== Material provided

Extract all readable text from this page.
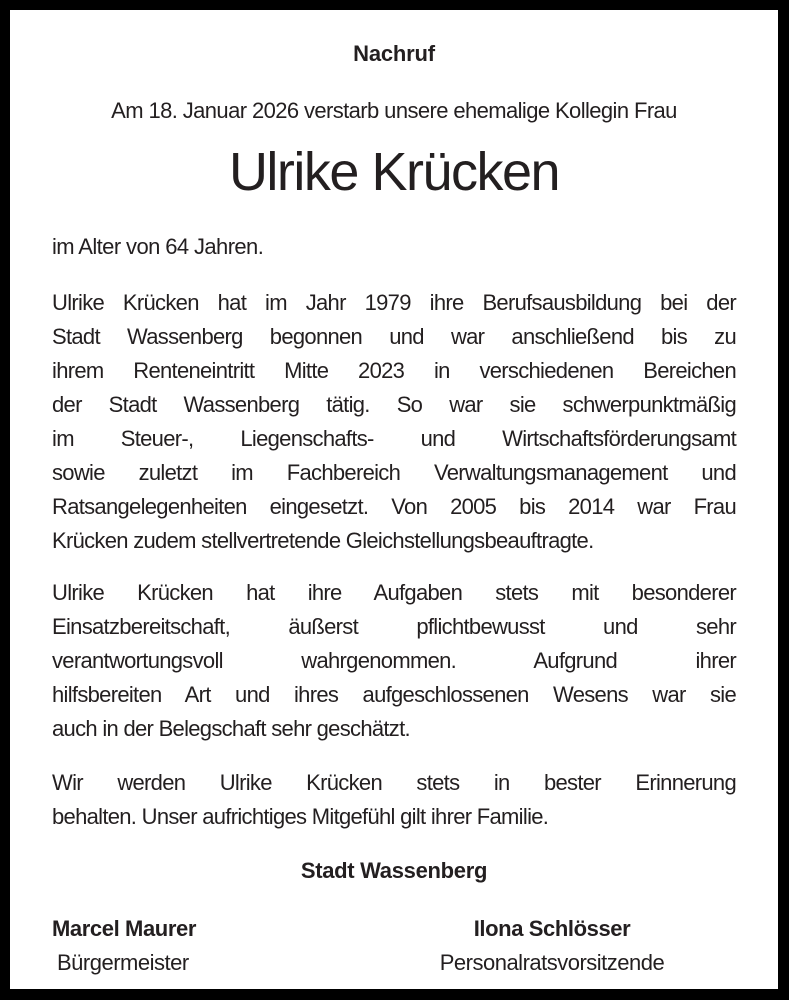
Nachruf
Am 18. Januar 2026 verstarb unsere ehemalige Kollegin Frau
Ulrike Krücken
im Alter von 64 Jahren.
Ulrike Krücken hat im Jahr 1979 ihre Berufsausbildung bei der
Stadt Wassenberg begonnen und war anschließend bis zu
ihrem Renteneintritt Mitte 2023 in verschiedenen Bereichen
der Stadt Wassenberg tätig. So war sie schwerpunktmäßig
im Steuer-, Liegenschafts- und Wirtschaftsförderungsamt
sowie zuletzt im Fachbereich Verwaltungsmanagement und
Ratsangelegenheiten eingesetzt. Von 2005 bis 2014 war Frau
Krücken zudem stellvertretende Gleichstellungsbeauftragte.
Ulrike Krücken hat ihre Aufgaben stets mit besonderer
Einsatzbereitschaft, äußerst pflichtbewusst und sehr
verantwortungsvoll wahrgenommen. Aufgrund ihrer
hilfsbereiten Art und ihres aufgeschlossenen Wesens war sie
auch in der Belegschaft sehr geschätzt.
Wir werden Ulrike Krücken stets in bester Erinnerung
behalten. Unser aufrichtiges Mitgefühl gilt ihrer Familie.
Stadt Wassenberg
Marcel Maurer
Bürgermeister
Ilona Schlösser
Personalratsvorsitzende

====

Filter on the word "Frau": copy each matching line from the entries above.

Am 18. Januar 2026 verstarb unsere ehemalige Kollegin Frau
Ratsangelegenheiten eingesetzt. Von 2005 bis 2014 war Frau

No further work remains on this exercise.